■ AIM: Set down each line of the material that follows, exactly, with no pictures.

# # #

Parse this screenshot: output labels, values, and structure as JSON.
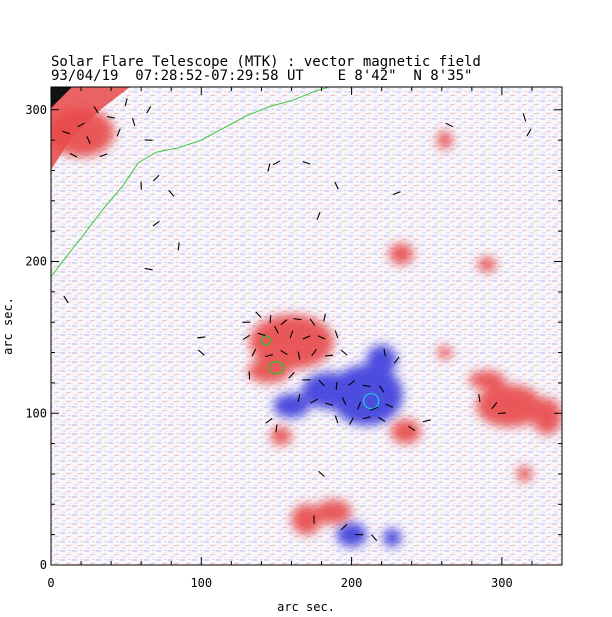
{
  "header": {
    "title_line1": "Solar Flare Telescope (MTK) : vector magnetic field",
    "title_line2": "93/04/19  07:28:52-07:29:58 UT    E 8'42\"  N 8'35\""
  },
  "colors": {
    "positive": "#e84a4a",
    "negative": "#3a3adc",
    "limb_contour": "#3cc83c",
    "contour_green": "#2fbf2f",
    "contour_cyan": "#20c0e0",
    "vector": "#000000"
  },
  "chart_data": {
    "type": "magnetogram",
    "title": "Solar Flare Telescope (MTK) : vector magnetic field",
    "subtitle": "93/04/19  07:28:52-07:29:58 UT    E 8'42\"  N 8'35\"",
    "xlabel": "arc sec.",
    "ylabel": "arc sec.",
    "xlim": [
      0,
      340
    ],
    "ylim": [
      0,
      315
    ],
    "x_ticks": [
      0,
      100,
      200,
      300
    ],
    "y_ticks": [
      0,
      100,
      200,
      300
    ],
    "positive_regions": [
      {
        "x": 160,
        "y": 147,
        "rx": 28,
        "ry": 18
      },
      {
        "x": 145,
        "y": 128,
        "rx": 14,
        "ry": 8
      },
      {
        "x": 305,
        "y": 105,
        "rx": 22,
        "ry": 14
      },
      {
        "x": 330,
        "y": 98,
        "rx": 10,
        "ry": 12
      },
      {
        "x": 290,
        "y": 122,
        "rx": 12,
        "ry": 6
      },
      {
        "x": 236,
        "y": 88,
        "rx": 10,
        "ry": 8
      },
      {
        "x": 153,
        "y": 85,
        "rx": 7,
        "ry": 6
      },
      {
        "x": 188,
        "y": 35,
        "rx": 12,
        "ry": 8
      },
      {
        "x": 170,
        "y": 30,
        "rx": 10,
        "ry": 10
      },
      {
        "x": 233,
        "y": 205,
        "rx": 8,
        "ry": 7
      },
      {
        "x": 290,
        "y": 198,
        "rx": 6,
        "ry": 5
      },
      {
        "x": 262,
        "y": 140,
        "rx": 5,
        "ry": 4
      },
      {
        "x": 315,
        "y": 60,
        "rx": 5,
        "ry": 5
      },
      {
        "x": 262,
        "y": 280,
        "rx": 5,
        "ry": 6
      },
      {
        "x": 20,
        "y": 285,
        "rx": 22,
        "ry": 16
      }
    ],
    "negative_regions": [
      {
        "x": 210,
        "y": 112,
        "rx": 24,
        "ry": 20
      },
      {
        "x": 185,
        "y": 115,
        "rx": 18,
        "ry": 12
      },
      {
        "x": 160,
        "y": 105,
        "rx": 12,
        "ry": 8
      },
      {
        "x": 220,
        "y": 135,
        "rx": 10,
        "ry": 10
      },
      {
        "x": 200,
        "y": 20,
        "rx": 10,
        "ry": 8
      },
      {
        "x": 227,
        "y": 18,
        "rx": 6,
        "ry": 6
      }
    ],
    "contours": [
      {
        "color": "green",
        "x": 150,
        "y": 130,
        "rx": 5,
        "ry": 4
      },
      {
        "color": "green",
        "x": 143,
        "y": 148,
        "rx": 3,
        "ry": 3
      },
      {
        "color": "cyan",
        "x": 213,
        "y": 108,
        "rx": 5,
        "ry": 5
      }
    ],
    "limb": [
      [
        0,
        190
      ],
      [
        10,
        203
      ],
      [
        22,
        218
      ],
      [
        35,
        235
      ],
      [
        48,
        250
      ],
      [
        58,
        265
      ],
      [
        70,
        272
      ],
      [
        85,
        275
      ],
      [
        100,
        280
      ],
      [
        115,
        288
      ],
      [
        130,
        296
      ],
      [
        145,
        302
      ],
      [
        160,
        306
      ],
      [
        175,
        312
      ],
      [
        185,
        315
      ]
    ],
    "vectors": [
      {
        "x": 130,
        "y": 160
      },
      {
        "x": 138,
        "y": 165
      },
      {
        "x": 146,
        "y": 162
      },
      {
        "x": 155,
        "y": 160
      },
      {
        "x": 164,
        "y": 162
      },
      {
        "x": 174,
        "y": 160
      },
      {
        "x": 182,
        "y": 163
      },
      {
        "x": 130,
        "y": 150
      },
      {
        "x": 140,
        "y": 152
      },
      {
        "x": 150,
        "y": 155
      },
      {
        "x": 160,
        "y": 152
      },
      {
        "x": 170,
        "y": 150
      },
      {
        "x": 180,
        "y": 150
      },
      {
        "x": 190,
        "y": 152
      },
      {
        "x": 135,
        "y": 140
      },
      {
        "x": 145,
        "y": 138
      },
      {
        "x": 155,
        "y": 140
      },
      {
        "x": 165,
        "y": 138
      },
      {
        "x": 175,
        "y": 140
      },
      {
        "x": 185,
        "y": 138
      },
      {
        "x": 195,
        "y": 140
      },
      {
        "x": 132,
        "y": 125
      },
      {
        "x": 160,
        "y": 125
      },
      {
        "x": 170,
        "y": 122
      },
      {
        "x": 180,
        "y": 120
      },
      {
        "x": 190,
        "y": 118
      },
      {
        "x": 200,
        "y": 120
      },
      {
        "x": 210,
        "y": 118
      },
      {
        "x": 220,
        "y": 116
      },
      {
        "x": 165,
        "y": 110
      },
      {
        "x": 175,
        "y": 108
      },
      {
        "x": 185,
        "y": 106
      },
      {
        "x": 195,
        "y": 108
      },
      {
        "x": 205,
        "y": 105
      },
      {
        "x": 215,
        "y": 103
      },
      {
        "x": 225,
        "y": 105
      },
      {
        "x": 190,
        "y": 96
      },
      {
        "x": 200,
        "y": 95
      },
      {
        "x": 210,
        "y": 97
      },
      {
        "x": 220,
        "y": 96
      },
      {
        "x": 222,
        "y": 140
      },
      {
        "x": 230,
        "y": 135
      },
      {
        "x": 100,
        "y": 150
      },
      {
        "x": 100,
        "y": 140
      },
      {
        "x": 60,
        "y": 250
      },
      {
        "x": 70,
        "y": 255
      },
      {
        "x": 65,
        "y": 280
      },
      {
        "x": 80,
        "y": 245
      },
      {
        "x": 85,
        "y": 210
      },
      {
        "x": 70,
        "y": 225
      },
      {
        "x": 65,
        "y": 195
      },
      {
        "x": 10,
        "y": 175
      },
      {
        "x": 145,
        "y": 262
      },
      {
        "x": 150,
        "y": 265
      },
      {
        "x": 170,
        "y": 265
      },
      {
        "x": 190,
        "y": 250
      },
      {
        "x": 178,
        "y": 230
      },
      {
        "x": 230,
        "y": 245
      },
      {
        "x": 265,
        "y": 290
      },
      {
        "x": 315,
        "y": 295
      },
      {
        "x": 318,
        "y": 285
      },
      {
        "x": 250,
        "y": 95
      },
      {
        "x": 240,
        "y": 90
      },
      {
        "x": 285,
        "y": 110
      },
      {
        "x": 295,
        "y": 105
      },
      {
        "x": 300,
        "y": 100
      },
      {
        "x": 180,
        "y": 60
      },
      {
        "x": 175,
        "y": 30
      },
      {
        "x": 195,
        "y": 25
      },
      {
        "x": 205,
        "y": 20
      },
      {
        "x": 215,
        "y": 18
      },
      {
        "x": 150,
        "y": 90
      },
      {
        "x": 145,
        "y": 95
      },
      {
        "x": 40,
        "y": 295
      },
      {
        "x": 30,
        "y": 300
      },
      {
        "x": 50,
        "y": 305
      },
      {
        "x": 20,
        "y": 290
      },
      {
        "x": 10,
        "y": 285
      },
      {
        "x": 25,
        "y": 280
      },
      {
        "x": 45,
        "y": 285
      },
      {
        "x": 35,
        "y": 270
      },
      {
        "x": 15,
        "y": 270
      },
      {
        "x": 55,
        "y": 292
      },
      {
        "x": 65,
        "y": 300
      }
    ]
  }
}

# # #

■ CORRECT OUTPUT:
Parse this screenshot: output labels, values, and structure as JSON.
{
  "header": {
    "title_line1": "Solar Flare Telescope (MTK) : vector magnetic field",
    "title_line2": "93/04/19  07:28:52-07:29:58 UT    E 8'42\"  N 8'35\""
  },
  "colors": {
    "positive": "#e84a4a",
    "negative": "#3a3adc",
    "limb_contour": "#3cc83c",
    "contour_green": "#2fbf2f",
    "contour_cyan": "#20c0e0",
    "vector": "#000000"
  },
  "chart_data": {
    "type": "magnetogram",
    "title": "Solar Flare Telescope (MTK) : vector magnetic field",
    "subtitle": "93/04/19  07:28:52-07:29:58 UT    E 8'42\"  N 8'35\"",
    "xlabel": "arc sec.",
    "ylabel": "arc sec.",
    "xlim": [
      0,
      340
    ],
    "ylim": [
      0,
      315
    ],
    "x_ticks": [
      0,
      100,
      200,
      300
    ],
    "y_ticks": [
      0,
      100,
      200,
      300
    ],
    "positive_regions": [
      {
        "x": 160,
        "y": 147,
        "rx": 28,
        "ry": 18
      },
      {
        "x": 145,
        "y": 128,
        "rx": 14,
        "ry": 8
      },
      {
        "x": 305,
        "y": 105,
        "rx": 22,
        "ry": 14
      },
      {
        "x": 330,
        "y": 98,
        "rx": 10,
        "ry": 12
      },
      {
        "x": 290,
        "y": 122,
        "rx": 12,
        "ry": 6
      },
      {
        "x": 236,
        "y": 88,
        "rx": 10,
        "ry": 8
      },
      {
        "x": 153,
        "y": 85,
        "rx": 7,
        "ry": 6
      },
      {
        "x": 188,
        "y": 35,
        "rx": 12,
        "ry": 8
      },
      {
        "x": 170,
        "y": 30,
        "rx": 10,
        "ry": 10
      },
      {
        "x": 233,
        "y": 205,
        "rx": 8,
        "ry": 7
      },
      {
        "x": 290,
        "y": 198,
        "rx": 6,
        "ry": 5
      },
      {
        "x": 262,
        "y": 140,
        "rx": 5,
        "ry": 4
      },
      {
        "x": 315,
        "y": 60,
        "rx": 5,
        "ry": 5
      },
      {
        "x": 262,
        "y": 280,
        "rx": 5,
        "ry": 6
      },
      {
        "x": 20,
        "y": 285,
        "rx": 22,
        "ry": 16
      }
    ],
    "negative_regions": [
      {
        "x": 210,
        "y": 112,
        "rx": 24,
        "ry": 20
      },
      {
        "x": 185,
        "y": 115,
        "rx": 18,
        "ry": 12
      },
      {
        "x": 160,
        "y": 105,
        "rx": 12,
        "ry": 8
      },
      {
        "x": 220,
        "y": 135,
        "rx": 10,
        "ry": 10
      },
      {
        "x": 200,
        "y": 20,
        "rx": 10,
        "ry": 8
      },
      {
        "x": 227,
        "y": 18,
        "rx": 6,
        "ry": 6
      }
    ],
    "contours": [
      {
        "color": "green",
        "x": 150,
        "y": 130,
        "rx": 5,
        "ry": 4
      },
      {
        "color": "green",
        "x": 143,
        "y": 148,
        "rx": 3,
        "ry": 3
      },
      {
        "color": "cyan",
        "x": 213,
        "y": 108,
        "rx": 5,
        "ry": 5
      }
    ],
    "limb": [
      [
        0,
        190
      ],
      [
        10,
        203
      ],
      [
        22,
        218
      ],
      [
        35,
        235
      ],
      [
        48,
        250
      ],
      [
        58,
        265
      ],
      [
        70,
        272
      ],
      [
        85,
        275
      ],
      [
        100,
        280
      ],
      [
        115,
        288
      ],
      [
        130,
        296
      ],
      [
        145,
        302
      ],
      [
        160,
        306
      ],
      [
        175,
        312
      ],
      [
        185,
        315
      ]
    ],
    "vectors": [
      {
        "x": 130,
        "y": 160
      },
      {
        "x": 138,
        "y": 165
      },
      {
        "x": 146,
        "y": 162
      },
      {
        "x": 155,
        "y": 160
      },
      {
        "x": 164,
        "y": 162
      },
      {
        "x": 174,
        "y": 160
      },
      {
        "x": 182,
        "y": 163
      },
      {
        "x": 130,
        "y": 150
      },
      {
        "x": 140,
        "y": 152
      },
      {
        "x": 150,
        "y": 155
      },
      {
        "x": 160,
        "y": 152
      },
      {
        "x": 170,
        "y": 150
      },
      {
        "x": 180,
        "y": 150
      },
      {
        "x": 190,
        "y": 152
      },
      {
        "x": 135,
        "y": 140
      },
      {
        "x": 145,
        "y": 138
      },
      {
        "x": 155,
        "y": 140
      },
      {
        "x": 165,
        "y": 138
      },
      {
        "x": 175,
        "y": 140
      },
      {
        "x": 185,
        "y": 138
      },
      {
        "x": 195,
        "y": 140
      },
      {
        "x": 132,
        "y": 125
      },
      {
        "x": 160,
        "y": 125
      },
      {
        "x": 170,
        "y": 122
      },
      {
        "x": 180,
        "y": 120
      },
      {
        "x": 190,
        "y": 118
      },
      {
        "x": 200,
        "y": 120
      },
      {
        "x": 210,
        "y": 118
      },
      {
        "x": 220,
        "y": 116
      },
      {
        "x": 165,
        "y": 110
      },
      {
        "x": 175,
        "y": 108
      },
      {
        "x": 185,
        "y": 106
      },
      {
        "x": 195,
        "y": 108
      },
      {
        "x": 205,
        "y": 105
      },
      {
        "x": 215,
        "y": 103
      },
      {
        "x": 225,
        "y": 105
      },
      {
        "x": 190,
        "y": 96
      },
      {
        "x": 200,
        "y": 95
      },
      {
        "x": 210,
        "y": 97
      },
      {
        "x": 220,
        "y": 96
      },
      {
        "x": 222,
        "y": 140
      },
      {
        "x": 230,
        "y": 135
      },
      {
        "x": 100,
        "y": 150
      },
      {
        "x": 100,
        "y": 140
      },
      {
        "x": 60,
        "y": 250
      },
      {
        "x": 70,
        "y": 255
      },
      {
        "x": 65,
        "y": 280
      },
      {
        "x": 80,
        "y": 245
      },
      {
        "x": 85,
        "y": 210
      },
      {
        "x": 70,
        "y": 225
      },
      {
        "x": 65,
        "y": 195
      },
      {
        "x": 10,
        "y": 175
      },
      {
        "x": 145,
        "y": 262
      },
      {
        "x": 150,
        "y": 265
      },
      {
        "x": 170,
        "y": 265
      },
      {
        "x": 190,
        "y": 250
      },
      {
        "x": 178,
        "y": 230
      },
      {
        "x": 230,
        "y": 245
      },
      {
        "x": 265,
        "y": 290
      },
      {
        "x": 315,
        "y": 295
      },
      {
        "x": 318,
        "y": 285
      },
      {
        "x": 250,
        "y": 95
      },
      {
        "x": 240,
        "y": 90
      },
      {
        "x": 285,
        "y": 110
      },
      {
        "x": 295,
        "y": 105
      },
      {
        "x": 300,
        "y": 100
      },
      {
        "x": 180,
        "y": 60
      },
      {
        "x": 175,
        "y": 30
      },
      {
        "x": 195,
        "y": 25
      },
      {
        "x": 205,
        "y": 20
      },
      {
        "x": 215,
        "y": 18
      },
      {
        "x": 150,
        "y": 90
      },
      {
        "x": 145,
        "y": 95
      },
      {
        "x": 40,
        "y": 295
      },
      {
        "x": 30,
        "y": 300
      },
      {
        "x": 50,
        "y": 305
      },
      {
        "x": 20,
        "y": 290
      },
      {
        "x": 10,
        "y": 285
      },
      {
        "x": 25,
        "y": 280
      },
      {
        "x": 45,
        "y": 285
      },
      {
        "x": 35,
        "y": 270
      },
      {
        "x": 15,
        "y": 270
      },
      {
        "x": 55,
        "y": 292
      },
      {
        "x": 65,
        "y": 300
      }
    ]
  }
}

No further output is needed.